### Problem statement
Each line that follows is to be retyped exactly.

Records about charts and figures
::::::::
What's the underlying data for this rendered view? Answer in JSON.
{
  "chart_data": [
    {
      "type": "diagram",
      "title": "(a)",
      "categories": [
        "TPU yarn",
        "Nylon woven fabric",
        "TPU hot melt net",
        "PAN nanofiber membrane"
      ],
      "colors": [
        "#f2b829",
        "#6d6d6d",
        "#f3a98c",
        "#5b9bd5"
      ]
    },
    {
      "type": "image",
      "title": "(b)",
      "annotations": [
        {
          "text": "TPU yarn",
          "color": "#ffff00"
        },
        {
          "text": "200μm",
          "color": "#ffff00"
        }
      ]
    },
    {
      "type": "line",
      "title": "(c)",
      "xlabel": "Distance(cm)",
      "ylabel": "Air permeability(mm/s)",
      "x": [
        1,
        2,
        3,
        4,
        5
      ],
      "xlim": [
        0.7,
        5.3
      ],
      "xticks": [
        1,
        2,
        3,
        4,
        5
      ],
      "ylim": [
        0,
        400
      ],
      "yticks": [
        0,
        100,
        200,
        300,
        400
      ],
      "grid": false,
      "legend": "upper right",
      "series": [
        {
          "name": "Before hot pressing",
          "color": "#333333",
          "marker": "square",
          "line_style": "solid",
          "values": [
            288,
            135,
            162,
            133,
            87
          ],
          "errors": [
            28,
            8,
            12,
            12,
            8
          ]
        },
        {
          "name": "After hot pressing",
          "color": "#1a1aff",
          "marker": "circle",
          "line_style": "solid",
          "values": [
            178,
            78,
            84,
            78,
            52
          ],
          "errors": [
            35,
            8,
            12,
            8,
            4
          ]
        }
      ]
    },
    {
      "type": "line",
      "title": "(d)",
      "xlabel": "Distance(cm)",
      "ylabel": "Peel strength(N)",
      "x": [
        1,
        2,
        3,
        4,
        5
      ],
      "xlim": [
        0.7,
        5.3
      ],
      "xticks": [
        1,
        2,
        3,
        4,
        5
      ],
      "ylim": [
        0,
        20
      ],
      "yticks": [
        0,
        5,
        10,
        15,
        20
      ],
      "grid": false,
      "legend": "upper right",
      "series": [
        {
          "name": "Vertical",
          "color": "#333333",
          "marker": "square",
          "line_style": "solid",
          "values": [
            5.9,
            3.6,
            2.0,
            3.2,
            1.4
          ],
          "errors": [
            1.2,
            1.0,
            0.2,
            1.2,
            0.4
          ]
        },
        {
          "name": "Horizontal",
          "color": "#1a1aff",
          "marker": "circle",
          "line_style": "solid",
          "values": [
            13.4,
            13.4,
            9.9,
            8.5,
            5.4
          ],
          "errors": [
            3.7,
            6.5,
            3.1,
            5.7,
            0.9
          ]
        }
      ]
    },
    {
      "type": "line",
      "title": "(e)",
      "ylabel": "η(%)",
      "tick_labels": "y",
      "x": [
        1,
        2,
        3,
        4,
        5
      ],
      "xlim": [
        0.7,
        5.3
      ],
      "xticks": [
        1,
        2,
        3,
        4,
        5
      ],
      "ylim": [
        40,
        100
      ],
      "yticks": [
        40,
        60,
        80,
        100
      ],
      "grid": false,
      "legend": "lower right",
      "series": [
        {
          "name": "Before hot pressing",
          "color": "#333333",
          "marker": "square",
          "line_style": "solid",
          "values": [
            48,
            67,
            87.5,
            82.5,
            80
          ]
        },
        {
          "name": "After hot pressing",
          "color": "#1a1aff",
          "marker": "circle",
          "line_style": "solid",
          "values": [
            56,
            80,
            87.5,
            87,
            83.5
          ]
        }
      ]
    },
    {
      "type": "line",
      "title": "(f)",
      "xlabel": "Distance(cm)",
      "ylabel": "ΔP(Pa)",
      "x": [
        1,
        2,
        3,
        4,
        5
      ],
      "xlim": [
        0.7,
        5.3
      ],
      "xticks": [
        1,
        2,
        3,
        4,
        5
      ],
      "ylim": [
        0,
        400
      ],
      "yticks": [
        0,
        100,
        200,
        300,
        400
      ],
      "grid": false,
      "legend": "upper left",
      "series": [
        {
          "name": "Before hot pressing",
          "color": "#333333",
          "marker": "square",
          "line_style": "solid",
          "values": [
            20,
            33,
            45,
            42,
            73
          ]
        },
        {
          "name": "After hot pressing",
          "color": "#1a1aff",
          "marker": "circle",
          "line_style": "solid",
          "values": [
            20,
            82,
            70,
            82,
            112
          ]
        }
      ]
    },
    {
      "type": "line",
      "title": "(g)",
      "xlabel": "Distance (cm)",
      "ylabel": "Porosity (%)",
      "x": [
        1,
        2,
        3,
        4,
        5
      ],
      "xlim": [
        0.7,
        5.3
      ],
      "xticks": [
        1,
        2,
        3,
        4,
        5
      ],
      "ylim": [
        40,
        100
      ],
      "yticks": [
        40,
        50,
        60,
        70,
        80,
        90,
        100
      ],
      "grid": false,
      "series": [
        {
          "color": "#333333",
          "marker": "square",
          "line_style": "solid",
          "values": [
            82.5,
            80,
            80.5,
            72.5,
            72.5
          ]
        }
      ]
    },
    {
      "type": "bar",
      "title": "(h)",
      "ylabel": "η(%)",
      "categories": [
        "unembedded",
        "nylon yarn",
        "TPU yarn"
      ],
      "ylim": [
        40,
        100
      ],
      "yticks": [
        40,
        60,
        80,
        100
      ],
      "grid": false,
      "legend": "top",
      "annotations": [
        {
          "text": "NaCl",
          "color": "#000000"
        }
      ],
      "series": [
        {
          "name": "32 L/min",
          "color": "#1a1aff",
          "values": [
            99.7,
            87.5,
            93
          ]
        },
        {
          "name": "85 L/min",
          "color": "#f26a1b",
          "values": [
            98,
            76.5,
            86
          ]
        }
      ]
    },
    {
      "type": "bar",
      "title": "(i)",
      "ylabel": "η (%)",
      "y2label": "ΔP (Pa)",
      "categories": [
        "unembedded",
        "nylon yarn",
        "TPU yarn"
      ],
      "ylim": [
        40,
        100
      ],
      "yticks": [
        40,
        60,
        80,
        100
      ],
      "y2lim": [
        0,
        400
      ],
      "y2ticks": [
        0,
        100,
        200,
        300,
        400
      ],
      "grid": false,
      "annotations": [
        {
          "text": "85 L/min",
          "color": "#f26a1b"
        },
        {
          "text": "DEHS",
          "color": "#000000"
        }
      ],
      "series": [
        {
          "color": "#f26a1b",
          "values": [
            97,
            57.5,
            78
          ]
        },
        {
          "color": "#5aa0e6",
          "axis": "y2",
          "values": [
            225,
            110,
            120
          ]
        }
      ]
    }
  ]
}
::::::::
### Problem solution
What's the underlying data for this rendered view? Answer in JSON.
{
  "chart_data": [
    {
      "type": "diagram",
      "title": "(a)",
      "categories": [
        "TPU yarn",
        "Nylon woven fabric",
        "TPU hot melt net",
        "PAN nanofiber membrane"
      ],
      "colors": [
        "#f2b829",
        "#6d6d6d",
        "#f3a98c",
        "#5b9bd5"
      ]
    },
    {
      "type": "image",
      "title": "(b)",
      "annotations": [
        {
          "text": "TPU yarn",
          "color": "#ffff00"
        },
        {
          "text": "200μm",
          "color": "#ffff00"
        }
      ]
    },
    {
      "type": "line",
      "title": "(c)",
      "xlabel": "Distance(cm)",
      "ylabel": "Air permeability(mm/s)",
      "x": [
        1,
        2,
        3,
        4,
        5
      ],
      "xlim": [
        0.7,
        5.3
      ],
      "xticks": [
        1,
        2,
        3,
        4,
        5
      ],
      "ylim": [
        0,
        400
      ],
      "yticks": [
        0,
        100,
        200,
        300,
        400
      ],
      "grid": false,
      "legend": "upper right",
      "series": [
        {
          "name": "Before hot pressing",
          "color": "#333333",
          "marker": "square",
          "line_style": "solid",
          "values": [
            288,
            135,
            162,
            133,
            87
          ],
          "errors": [
            28,
            8,
            12,
            12,
            8
          ]
        },
        {
          "name": "After hot pressing",
          "color": "#1a1aff",
          "marker": "circle",
          "line_style": "solid",
          "values": [
            178,
            78,
            84,
            78,
            52
          ],
          "errors": [
            35,
            8,
            12,
            8,
            4
          ]
        }
      ]
    },
    {
      "type": "line",
      "title": "(d)",
      "xlabel": "Distance(cm)",
      "ylabel": "Peel strength(N)",
      "x": [
        1,
        2,
        3,
        4,
        5
      ],
      "xlim": [
        0.7,
        5.3
      ],
      "xticks": [
        1,
        2,
        3,
        4,
        5
      ],
      "ylim": [
        0,
        20
      ],
      "yticks": [
        0,
        5,
        10,
        15,
        20
      ],
      "grid": false,
      "legend": "upper right",
      "series": [
        {
          "name": "Vertical",
          "color": "#333333",
          "marker": "square",
          "line_style": "solid",
          "values": [
            5.9,
            3.6,
            2.0,
            3.2,
            1.4
          ],
          "errors": [
            1.2,
            1.0,
            0.2,
            1.2,
            0.4
          ]
        },
        {
          "name": "Horizontal",
          "color": "#1a1aff",
          "marker": "circle",
          "line_style": "solid",
          "values": [
            13.4,
            13.4,
            9.9,
            8.5,
            5.4
          ],
          "errors": [
            3.7,
            6.5,
            3.1,
            5.7,
            0.9
          ]
        }
      ]
    },
    {
      "type": "line",
      "title": "(e)",
      "ylabel": "η(%)",
      "tick_labels": "y",
      "x": [
        1,
        2,
        3,
        4,
        5
      ],
      "xlim": [
        0.7,
        5.3
      ],
      "xticks": [
        1,
        2,
        3,
        4,
        5
      ],
      "ylim": [
        40,
        100
      ],
      "yticks": [
        40,
        60,
        80,
        100
      ],
      "grid": false,
      "legend": "lower right",
      "series": [
        {
          "name": "Before hot pressing",
          "color": "#333333",
          "marker": "square",
          "line_style": "solid",
          "values": [
            48,
            67,
            87.5,
            82.5,
            80
          ]
        },
        {
          "name": "After hot pressing",
          "color": "#1a1aff",
          "marker": "circle",
          "line_style": "solid",
          "values": [
            56,
            80,
            87.5,
            87,
            83.5
          ]
        }
      ]
    },
    {
      "type": "line",
      "title": "(f)",
      "xlabel": "Distance(cm)",
      "ylabel": "ΔP(Pa)",
      "x": [
        1,
        2,
        3,
        4,
        5
      ],
      "xlim": [
        0.7,
        5.3
      ],
      "xticks": [
        1,
        2,
        3,
        4,
        5
      ],
      "ylim": [
        0,
        400
      ],
      "yticks": [
        0,
        100,
        200,
        300,
        400
      ],
      "grid": false,
      "legend": "upper left",
      "series": [
        {
          "name": "Before hot pressing",
          "color": "#333333",
          "marker": "square",
          "line_style": "solid",
          "values": [
            20,
            33,
            45,
            42,
            73
          ]
        },
        {
          "name": "After hot pressing",
          "color": "#1a1aff",
          "marker": "circle",
          "line_style": "solid",
          "values": [
            20,
            82,
            70,
            82,
            112
          ]
        }
      ]
    },
    {
      "type": "line",
      "title": "(g)",
      "xlabel": "Distance (cm)",
      "ylabel": "Porosity (%)",
      "x": [
        1,
        2,
        3,
        4,
        5
      ],
      "xlim": [
        0.7,
        5.3
      ],
      "xticks": [
        1,
        2,
        3,
        4,
        5
      ],
      "ylim": [
        40,
        100
      ],
      "yticks": [
        40,
        50,
        60,
        70,
        80,
        90,
        100
      ],
      "grid": false,
      "series": [
        {
          "color": "#333333",
          "marker": "square",
          "line_style": "solid",
          "values": [
            82.5,
            80,
            80.5,
            72.5,
            72.5
          ]
        }
      ]
    },
    {
      "type": "bar",
      "title": "(h)",
      "ylabel": "η(%)",
      "categories": [
        "unembedded",
        "nylon yarn",
        "TPU yarn"
      ],
      "ylim": [
        40,
        100
      ],
      "yticks": [
        40,
        60,
        80,
        100
      ],
      "grid": false,
      "legend": "top",
      "annotations": [
        {
          "text": "NaCl",
          "color": "#000000"
        }
      ],
      "series": [
        {
          "name": "32 L/min",
          "color": "#1a1aff",
          "values": [
            99.7,
            87.5,
            93
          ]
        },
        {
          "name": "85 L/min",
          "color": "#f26a1b",
          "values": [
            98,
            76.5,
            86
          ]
        }
      ]
    },
    {
      "type": "bar",
      "title": "(i)",
      "ylabel": "η (%)",
      "y2label": "ΔP (Pa)",
      "categories": [
        "unembedded",
        "nylon yarn",
        "TPU yarn"
      ],
      "ylim": [
        40,
        100
      ],
      "yticks": [
        40,
        60,
        80,
        100
      ],
      "y2lim": [
        0,
        400
      ],
      "y2ticks": [
        0,
        100,
        200,
        300,
        400
      ],
      "grid": false,
      "annotations": [
        {
          "text": "85 L/min",
          "color": "#f26a1b"
        },
        {
          "text": "DEHS",
          "color": "#000000"
        }
      ],
      "series": [
        {
          "color": "#f26a1b",
          "values": [
            97,
            57.5,
            78
          ]
        },
        {
          "color": "#5aa0e6",
          "axis": "y2",
          "values": [
            225,
            110,
            120
          ]
        }
      ]
    }
  ]
}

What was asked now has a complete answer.